--- start ---

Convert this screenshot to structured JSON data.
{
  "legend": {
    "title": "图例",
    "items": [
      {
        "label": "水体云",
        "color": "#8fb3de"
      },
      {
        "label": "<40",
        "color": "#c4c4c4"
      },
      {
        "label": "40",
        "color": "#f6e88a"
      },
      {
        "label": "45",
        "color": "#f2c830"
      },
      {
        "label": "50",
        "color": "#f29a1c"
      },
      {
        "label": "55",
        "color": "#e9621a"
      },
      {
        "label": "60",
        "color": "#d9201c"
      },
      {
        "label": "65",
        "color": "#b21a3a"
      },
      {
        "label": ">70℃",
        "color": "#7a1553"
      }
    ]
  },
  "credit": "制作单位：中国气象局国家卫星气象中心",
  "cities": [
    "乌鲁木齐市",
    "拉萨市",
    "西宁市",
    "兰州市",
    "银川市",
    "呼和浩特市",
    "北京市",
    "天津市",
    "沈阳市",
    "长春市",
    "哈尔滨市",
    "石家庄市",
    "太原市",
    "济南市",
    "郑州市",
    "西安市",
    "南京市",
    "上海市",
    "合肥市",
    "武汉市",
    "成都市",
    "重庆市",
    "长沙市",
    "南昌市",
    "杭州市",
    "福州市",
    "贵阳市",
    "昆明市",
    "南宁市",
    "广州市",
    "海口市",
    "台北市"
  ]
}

--- end ---

→ Objective:
Using the exact wording, write out all of the records.

→ Answer to this exercise:
Convert this screenshot to structured JSON data.
{
  "legend": {
    "title": "图例",
    "items": [
      {
        "label": "水体云",
        "color": "#8fb3de"
      },
      {
        "label": "<40",
        "color": "#c4c4c4"
      },
      {
        "label": "40",
        "color": "#f6e88a"
      },
      {
        "label": "45",
        "color": "#f2c830"
      },
      {
        "label": "50",
        "color": "#f29a1c"
      },
      {
        "label": "55",
        "color": "#e9621a"
      },
      {
        "label": "60",
        "color": "#d9201c"
      },
      {
        "label": "65",
        "color": "#b21a3a"
      },
      {
        "label": ">70℃",
        "color": "#7a1553"
      }
    ]
  },
  "credit": "制作单位：中国气象局国家卫星气象中心",
  "cities": [
    "乌鲁木齐市",
    "拉萨市",
    "西宁市",
    "兰州市",
    "银川市",
    "呼和浩特市",
    "北京市",
    "天津市",
    "沈阳市",
    "长春市",
    "哈尔滨市",
    "石家庄市",
    "太原市",
    "济南市",
    "郑州市",
    "西安市",
    "南京市",
    "上海市",
    "合肥市",
    "武汉市",
    "成都市",
    "重庆市",
    "长沙市",
    "南昌市",
    "杭州市",
    "福州市",
    "贵阳市",
    "昆明市",
    "南宁市",
    "广州市",
    "海口市",
    "台北市"
  ]
}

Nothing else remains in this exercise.